INSTRUCTIONS TO FOLLOW
Copy each line below in which the word "table" occurs.

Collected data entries
- - -

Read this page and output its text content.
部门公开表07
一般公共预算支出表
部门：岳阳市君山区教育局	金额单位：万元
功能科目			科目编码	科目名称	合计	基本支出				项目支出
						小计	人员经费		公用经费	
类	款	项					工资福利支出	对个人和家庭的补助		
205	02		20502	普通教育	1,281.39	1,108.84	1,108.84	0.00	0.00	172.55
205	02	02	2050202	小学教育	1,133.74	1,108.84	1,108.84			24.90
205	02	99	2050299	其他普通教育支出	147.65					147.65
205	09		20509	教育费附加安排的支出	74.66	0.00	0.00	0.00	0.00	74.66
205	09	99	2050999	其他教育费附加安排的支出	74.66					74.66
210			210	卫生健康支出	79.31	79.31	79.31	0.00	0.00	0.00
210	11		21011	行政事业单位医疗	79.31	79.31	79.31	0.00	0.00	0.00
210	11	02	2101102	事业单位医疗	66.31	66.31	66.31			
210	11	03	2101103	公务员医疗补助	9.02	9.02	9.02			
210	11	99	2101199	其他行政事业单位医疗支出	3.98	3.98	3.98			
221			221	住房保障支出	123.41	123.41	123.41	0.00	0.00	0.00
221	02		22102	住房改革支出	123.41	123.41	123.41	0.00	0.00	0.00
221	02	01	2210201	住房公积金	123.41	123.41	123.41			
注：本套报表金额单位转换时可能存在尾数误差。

- - -

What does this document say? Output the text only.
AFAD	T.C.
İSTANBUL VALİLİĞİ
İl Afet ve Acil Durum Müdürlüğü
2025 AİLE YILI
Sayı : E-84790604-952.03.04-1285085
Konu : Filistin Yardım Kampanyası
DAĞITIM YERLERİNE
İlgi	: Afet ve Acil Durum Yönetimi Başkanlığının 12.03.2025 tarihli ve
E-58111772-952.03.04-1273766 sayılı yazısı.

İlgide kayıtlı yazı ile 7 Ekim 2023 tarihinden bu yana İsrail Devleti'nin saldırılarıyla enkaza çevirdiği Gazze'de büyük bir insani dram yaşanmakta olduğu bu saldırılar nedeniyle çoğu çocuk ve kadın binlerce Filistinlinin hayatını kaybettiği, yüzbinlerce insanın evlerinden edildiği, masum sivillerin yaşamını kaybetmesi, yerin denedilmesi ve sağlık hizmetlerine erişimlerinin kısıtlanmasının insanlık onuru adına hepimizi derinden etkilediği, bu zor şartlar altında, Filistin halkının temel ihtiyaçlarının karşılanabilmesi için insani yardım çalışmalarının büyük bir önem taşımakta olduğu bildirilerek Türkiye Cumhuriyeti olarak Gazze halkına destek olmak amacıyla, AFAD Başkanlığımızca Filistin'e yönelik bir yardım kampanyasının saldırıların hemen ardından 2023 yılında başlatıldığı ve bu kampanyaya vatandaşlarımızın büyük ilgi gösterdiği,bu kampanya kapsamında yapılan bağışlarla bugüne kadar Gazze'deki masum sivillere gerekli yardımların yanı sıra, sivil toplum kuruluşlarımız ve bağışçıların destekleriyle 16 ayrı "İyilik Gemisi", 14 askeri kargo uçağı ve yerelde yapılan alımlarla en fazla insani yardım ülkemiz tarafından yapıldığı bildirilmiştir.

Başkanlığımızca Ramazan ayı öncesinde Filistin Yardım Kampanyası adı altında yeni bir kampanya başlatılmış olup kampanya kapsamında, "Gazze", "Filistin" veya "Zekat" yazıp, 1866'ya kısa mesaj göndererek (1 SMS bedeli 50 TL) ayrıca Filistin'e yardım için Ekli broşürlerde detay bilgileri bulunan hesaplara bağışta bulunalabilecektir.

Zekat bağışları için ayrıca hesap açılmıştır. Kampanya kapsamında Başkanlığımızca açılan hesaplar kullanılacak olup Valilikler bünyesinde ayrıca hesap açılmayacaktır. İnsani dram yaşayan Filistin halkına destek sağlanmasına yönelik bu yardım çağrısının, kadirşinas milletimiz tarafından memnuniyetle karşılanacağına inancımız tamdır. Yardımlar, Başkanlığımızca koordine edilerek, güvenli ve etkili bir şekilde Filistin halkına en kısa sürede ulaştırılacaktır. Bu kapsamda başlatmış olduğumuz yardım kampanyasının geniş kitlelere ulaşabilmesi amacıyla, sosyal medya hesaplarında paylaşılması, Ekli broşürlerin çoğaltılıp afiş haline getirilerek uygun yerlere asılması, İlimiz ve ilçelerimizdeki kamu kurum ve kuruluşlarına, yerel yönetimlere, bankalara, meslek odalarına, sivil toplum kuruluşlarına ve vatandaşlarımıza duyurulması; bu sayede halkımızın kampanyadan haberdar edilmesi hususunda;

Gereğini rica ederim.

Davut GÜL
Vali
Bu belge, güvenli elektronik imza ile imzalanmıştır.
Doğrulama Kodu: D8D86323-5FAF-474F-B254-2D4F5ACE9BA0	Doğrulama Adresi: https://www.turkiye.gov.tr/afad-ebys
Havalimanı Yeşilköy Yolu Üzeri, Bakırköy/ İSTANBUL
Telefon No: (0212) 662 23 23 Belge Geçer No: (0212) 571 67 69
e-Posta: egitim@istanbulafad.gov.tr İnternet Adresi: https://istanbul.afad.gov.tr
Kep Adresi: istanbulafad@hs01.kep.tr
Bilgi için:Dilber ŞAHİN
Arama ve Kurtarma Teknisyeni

- - -

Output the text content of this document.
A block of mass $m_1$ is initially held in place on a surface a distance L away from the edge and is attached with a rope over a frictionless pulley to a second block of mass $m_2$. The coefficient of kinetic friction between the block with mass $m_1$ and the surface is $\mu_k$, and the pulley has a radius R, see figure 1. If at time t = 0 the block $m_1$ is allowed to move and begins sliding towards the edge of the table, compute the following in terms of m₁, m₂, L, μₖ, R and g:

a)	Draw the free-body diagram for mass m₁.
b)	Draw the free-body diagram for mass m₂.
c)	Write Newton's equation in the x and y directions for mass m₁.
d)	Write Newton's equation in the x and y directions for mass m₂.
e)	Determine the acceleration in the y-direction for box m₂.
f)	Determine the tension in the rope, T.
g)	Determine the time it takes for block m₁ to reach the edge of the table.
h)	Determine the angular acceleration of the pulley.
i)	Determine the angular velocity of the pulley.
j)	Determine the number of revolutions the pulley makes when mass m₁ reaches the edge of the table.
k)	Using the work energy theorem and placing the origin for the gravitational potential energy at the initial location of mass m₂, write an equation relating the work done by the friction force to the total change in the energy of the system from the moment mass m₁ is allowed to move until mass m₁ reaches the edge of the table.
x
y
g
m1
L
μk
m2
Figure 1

- - -

EXERCISE RESPONSE
A block of mass $m_1$ is initially held in place on a surface a distance L away from the edge and is attached with a rope over a frictionless pulley to a second block of mass $m_2$. The coefficient of kinetic friction between the block with mass $m_1$ and the surface is $\mu_k$, and the pulley has a radius R, see figure 1. If at time t = 0 the block $m_1$ is allowed to move and begins sliding towards the edge of the table, compute the following in terms of m₁, m₂, L, μₖ, R and g:
g)	Determine the time it takes for block m₁ to reach the edge of the table.
j)	Determine the number of revolutions the pulley makes when mass m₁ reaches the edge of the table.
k)	Using the work energy theorem and placing the origin for the gravitational potential energy at the initial location of mass m₂, write an equation relating the work done by the friction force to the total change in the energy of the system from the moment mass m₁ is allowed to move until mass m₁ reaches the edge of the table.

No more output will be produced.